[Start Data for the task]

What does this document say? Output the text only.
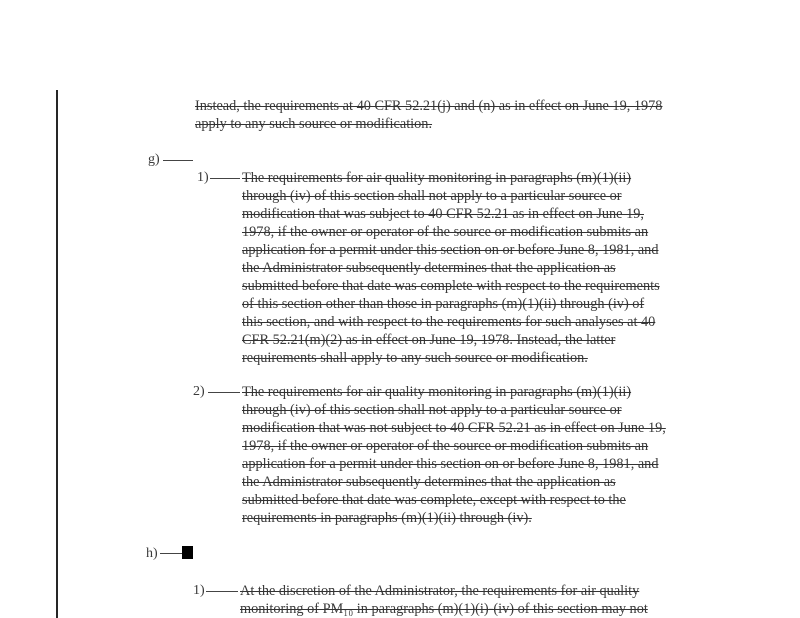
Instead, the requirements at 40 CFR 52.21(j) and (n) as in effect on June 19, 1978

apply to any such source or modification.

g)
1) The requirements for air quality monitoring in paragraphs (m)(1)(ii)

through (iv) of this section shall not apply to a particular source or

modification that was subject to 40 CFR 52.21 as in effect on June 19,

1978, if the owner or operator of the source or modification submits an

application for a permit under this section on or before June 8, 1981, and

the Administrator subsequently determines that the application as

submitted before that date was complete with respect to the requirements

of this section other than those in paragraphs (m)(1)(ii) through (iv) of

this section, and with respect to the requirements for such analyses at 40

CFR 52.21(m)(2) as in effect on June 19, 1978. Instead, the latter

requirements shall apply to any such source or modification.

2)	The requirements for air quality monitoring in paragraphs (m)(1)(ii)

through (iv) of this section shall not apply to a particular source or

modification that was not subject to 40 CFR 52.21 as in effect on June 19,

1978, if the owner or operator of the source or modification submits an

application for a permit under this section on or before June 8, 1981, and

the Administrator subsequently determines that the application as

submitted before that date was complete, except with respect to the

requirements in paragraphs (m)(1)(ii) through (iv).

h)
1) At the discretion of the Administrator, the requirements for air quality

monitoring of PM₁₀ in paragraphs (m)(1)(i)-(iv) of this section may not
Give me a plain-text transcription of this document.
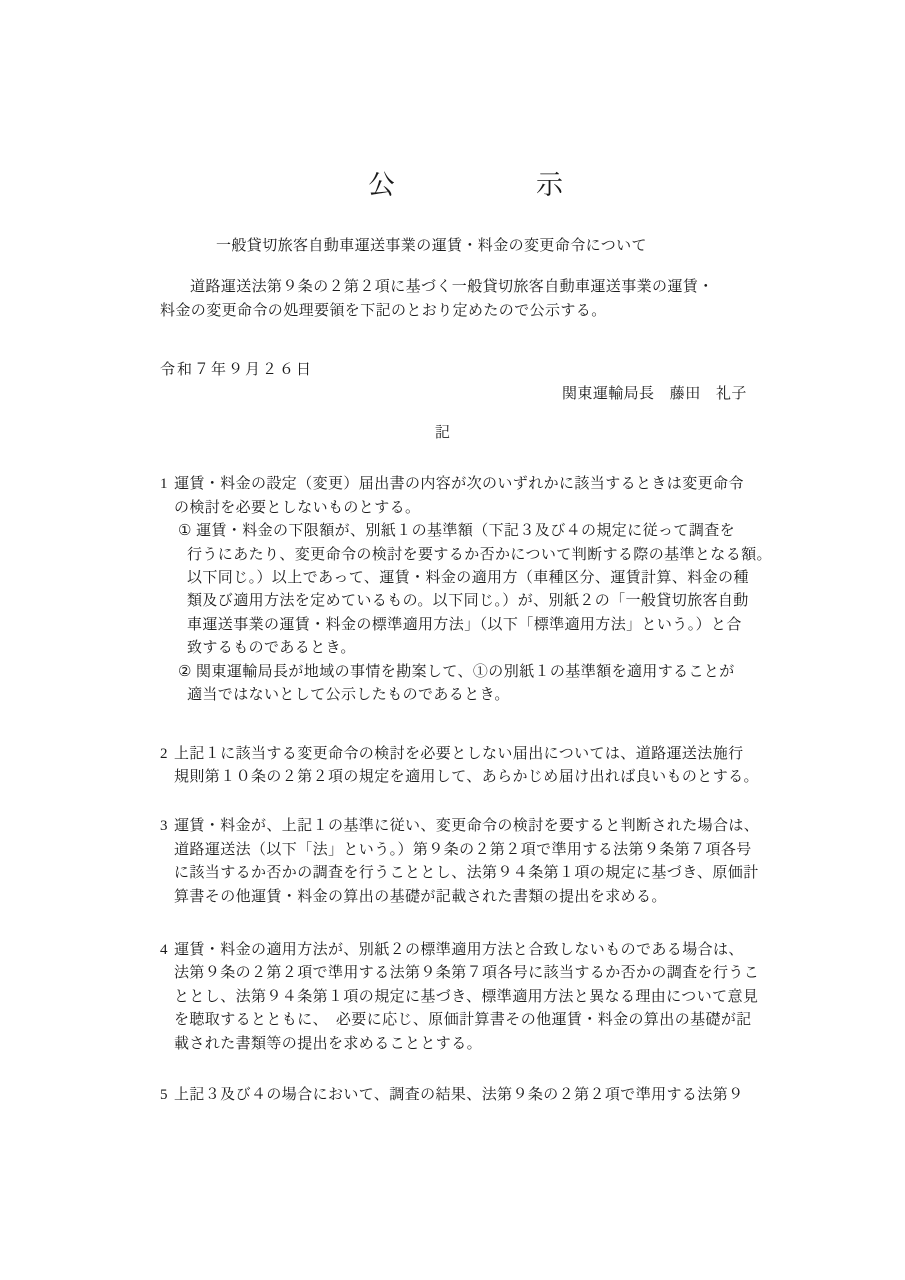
公　　　　　示
一般貸切旅客自動車運送事業の運賃・料金の変更命令について
道路運送法第９条の２第２項に基づく一般貸切旅客自動車運送事業の運賃・
料金の変更命令の処理要領を下記のとおり定めたので公示する。
令和７年９月２６日
関東運輸局長　藤田　礼子
記
1 運賃・料金の設定（変更）届出書の内容が次のいずれかに該当するときは変更命令
の検討を必要としないものとする。
① 運賃・料金の下限額が、別紙１の基準額（下記３及び４の規定に従って調査を
行うにあたり、変更命令の検討を要するか否かについて判断する際の基準となる額。
以下同じ。）以上であって、運賃・料金の適用方（車種区分、運賃計算、料金の種
類及び適用方法を定めているもの。以下同じ。）が、別紙２の「一般貸切旅客自動
車運送事業の運賃・料金の標準適用方法」（以下「標準適用方法」という。）と合
致するものであるとき。
② 関東運輸局長が地域の事情を勘案して、①の別紙１の基準額を適用することが
適当ではないとして公示したものであるとき。
2 上記１に該当する変更命令の検討を必要としない届出については、道路運送法施行
規則第１０条の２第２項の規定を適用して、あらかじめ届け出れば良いものとする。
3 運賃・料金が、上記１の基準に従い、変更命令の検討を要すると判断された場合は、
道路運送法（以下「法」という。）第９条の２第２項で準用する法第９条第７項各号
に該当するか否かの調査を行うこととし、法第９４条第１項の規定に基づき、原価計
算書その他運賃・料金の算出の基礎が記載された書類の提出を求める。
4 運賃・料金の適用方法が、別紙２の標準適用方法と合致しないものである場合は、
法第９条の２第２項で準用する法第９条第７項各号に該当するか否かの調査を行うこ
ととし、法第９４条第１項の規定に基づき、標準適用方法と異なる理由について意見
を聴取するとともに、　必要に応じ、原価計算書その他運賃・料金の算出の基礎が記
載された書類等の提出を求めることとする。
5 上記３及び４の場合において、調査の結果、法第９条の２第２項で準用する法第９
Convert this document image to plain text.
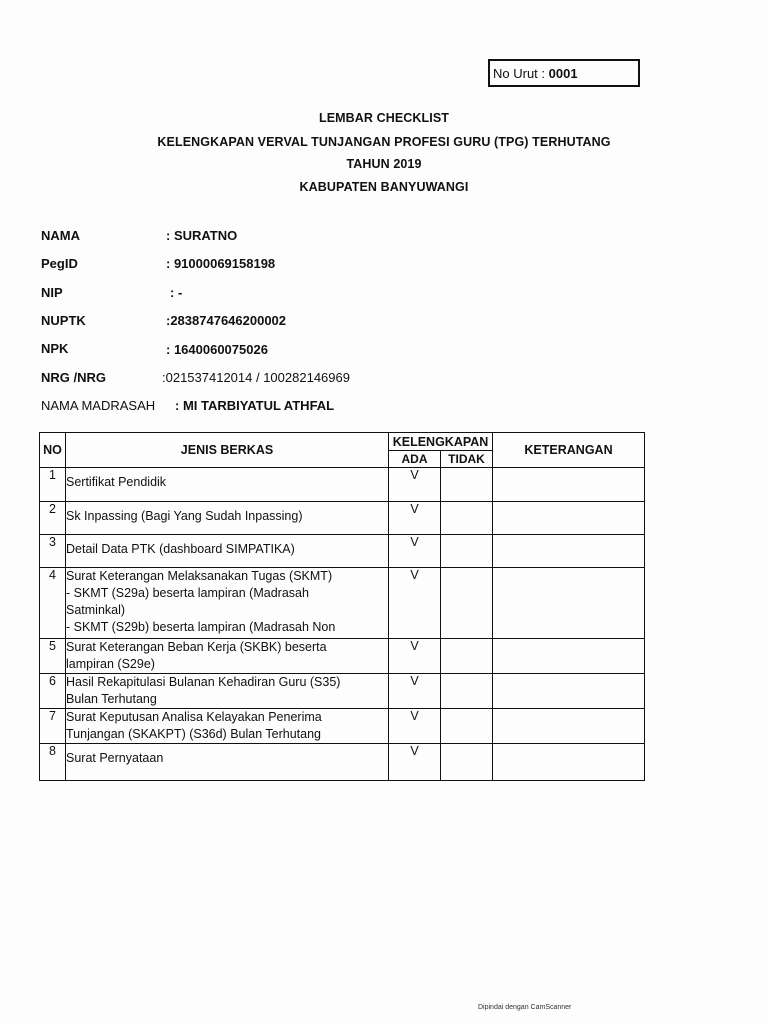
No Urut : 0001
LEMBAR CHECKLIST
KELENGKAPAN VERVAL TUNJANGAN PROFESI GURU (TPG) TERHUTANG
TAHUN 2019
KABUPATEN BANYUWANGI
NAMA	: SURATNO
PegID	: 91000069158198
NIP	: -
NUPTK	:2838747646200002
NPK	: 1640060075026
NRG /NRG	:021537412014 / 100282146969
NAMA MADRASAH : MI TARBIYATUL ATHFAL
NO	JENIS BERKAS	KELENGKAPAN		KETERANGAN
		ADA	TIDAK	
1	Sertifikat Pendidik	V		
2	Sk Inpassing (Bagi Yang Sudah Inpassing)	V		
3	Detail Data PTK (dashboard SIMPATIKA)	V		
4	Surat Keterangan Melaksanakan Tugas (SKMT)
- SKMT (S29a) beserta lampiran (Madrasah
Satminkal)
- SKMT (S29b) beserta lampiran (Madrasah Non	V		
5	Surat Keterangan Beban Kerja (SKBK) beserta
lampiran (S29e)	V		
6	Hasil Rekapitulasi Bulanan Kehadiran Guru (S35)
Bulan Terhutang	V		
7	Surat Keputusan Analisa Kelayakan Penerima
Tunjangan (SKAKPT) (S36d) Bulan Terhutang	V		
8	Surat Pernyataan	V		
Dipindai dengan CamScanner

[End Data for the task]

Do this |
Copy the listing in full and without alteration, omitting every picture.

The reply |
What does this document say? Output the text only.
Instead, the requirements at 40 CFR 52.21(j) and (n) as in effect on June 19, 1978

apply to any such source or modification.

g)
1) The requirements for air quality monitoring in paragraphs (m)(1)(ii)

through (iv) of this section shall not apply to a particular source or

modification that was subject to 40 CFR 52.21 as in effect on June 19,

1978, if the owner or operator of the source or modification submits an

application for a permit under this section on or before June 8, 1981, and

the Administrator subsequently determines that the application as

submitted before that date was complete with respect to the requirements

of this section other than those in paragraphs (m)(1)(ii) through (iv) of

this section, and with respect to the requirements for such analyses at 40

CFR 52.21(m)(2) as in effect on June 19, 1978. Instead, the latter

requirements shall apply to any such source or modification.

2)	The requirements for air quality monitoring in paragraphs (m)(1)(ii)

through (iv) of this section shall not apply to a particular source or

modification that was not subject to 40 CFR 52.21 as in effect on June 19,

1978, if the owner or operator of the source or modification submits an

application for a permit under this section on or before June 8, 1981, and

the Administrator subsequently determines that the application as

submitted before that date was complete, except with respect to the

requirements in paragraphs (m)(1)(ii) through (iv).

h)
1) At the discretion of the Administrator, the requirements for air quality

monitoring of PM₁₀ in paragraphs (m)(1)(i)-(iv) of this section may not
Give me a plain-text transcription of this document.
公　　　　　示
一般貸切旅客自動車運送事業の運賃・料金の変更命令について
道路運送法第９条の２第２項に基づく一般貸切旅客自動車運送事業の運賃・
料金の変更命令の処理要領を下記のとおり定めたので公示する。
令和７年９月２６日
関東運輸局長　藤田　礼子
記
1 運賃・料金の設定（変更）届出書の内容が次のいずれかに該当するときは変更命令
の検討を必要としないものとする。
① 運賃・料金の下限額が、別紙１の基準額（下記３及び４の規定に従って調査を
行うにあたり、変更命令の検討を要するか否かについて判断する際の基準となる額。
以下同じ。）以上であって、運賃・料金の適用方（車種区分、運賃計算、料金の種
類及び適用方法を定めているもの。以下同じ。）が、別紙２の「一般貸切旅客自動
車運送事業の運賃・料金の標準適用方法」（以下「標準適用方法」という。）と合
致するものであるとき。
② 関東運輸局長が地域の事情を勘案して、①の別紙１の基準額を適用することが
適当ではないとして公示したものであるとき。
2 上記１に該当する変更命令の検討を必要としない届出については、道路運送法施行
規則第１０条の２第２項の規定を適用して、あらかじめ届け出れば良いものとする。
3 運賃・料金が、上記１の基準に従い、変更命令の検討を要すると判断された場合は、
道路運送法（以下「法」という。）第９条の２第２項で準用する法第９条第７項各号
に該当するか否かの調査を行うこととし、法第９４条第１項の規定に基づき、原価計
算書その他運賃・料金の算出の基礎が記載された書類の提出を求める。
4 運賃・料金の適用方法が、別紙２の標準適用方法と合致しないものである場合は、
法第９条の２第２項で準用する法第９条第７項各号に該当するか否かの調査を行うこ
ととし、法第９４条第１項の規定に基づき、標準適用方法と異なる理由について意見
を聴取するとともに、　必要に応じ、原価計算書その他運賃・料金の算出の基礎が記
載された書類等の提出を求めることとする。
5 上記３及び４の場合において、調査の結果、法第９条の２第２項で準用する法第９
Convert this document image to plain text.
No Urut : 0001
LEMBAR CHECKLIST
KELENGKAPAN VERVAL TUNJANGAN PROFESI GURU (TPG) TERHUTANG
TAHUN 2019
KABUPATEN BANYUWANGI
NAMA	: SURATNO
PegID	: 91000069158198
NIP	: -
NUPTK	:2838747646200002
NPK	: 1640060075026
NRG /NRG	:021537412014 / 100282146969
NAMA MADRASAH : MI TARBIYATUL ATHFAL
NO	JENIS BERKAS	KELENGKAPAN		KETERANGAN
		ADA	TIDAK	
1	Sertifikat Pendidik	V		
2	Sk Inpassing (Bagi Yang Sudah Inpassing)	V		
3	Detail Data PTK (dashboard SIMPATIKA)	V		
4	Surat Keterangan Melaksanakan Tugas (SKMT)
- SKMT (S29a) beserta lampiran (Madrasah
Satminkal)
- SKMT (S29b) beserta lampiran (Madrasah Non	V		
5	Surat Keterangan Beban Kerja (SKBK) beserta
lampiran (S29e)	V		
6	Hasil Rekapitulasi Bulanan Kehadiran Guru (S35)
Bulan Terhutang	V		
7	Surat Keputusan Analisa Kelayakan Penerima
Tunjangan (SKAKPT) (S36d) Bulan Terhutang	V		
8	Surat Pernyataan	V		
Dipindai dengan CamScanner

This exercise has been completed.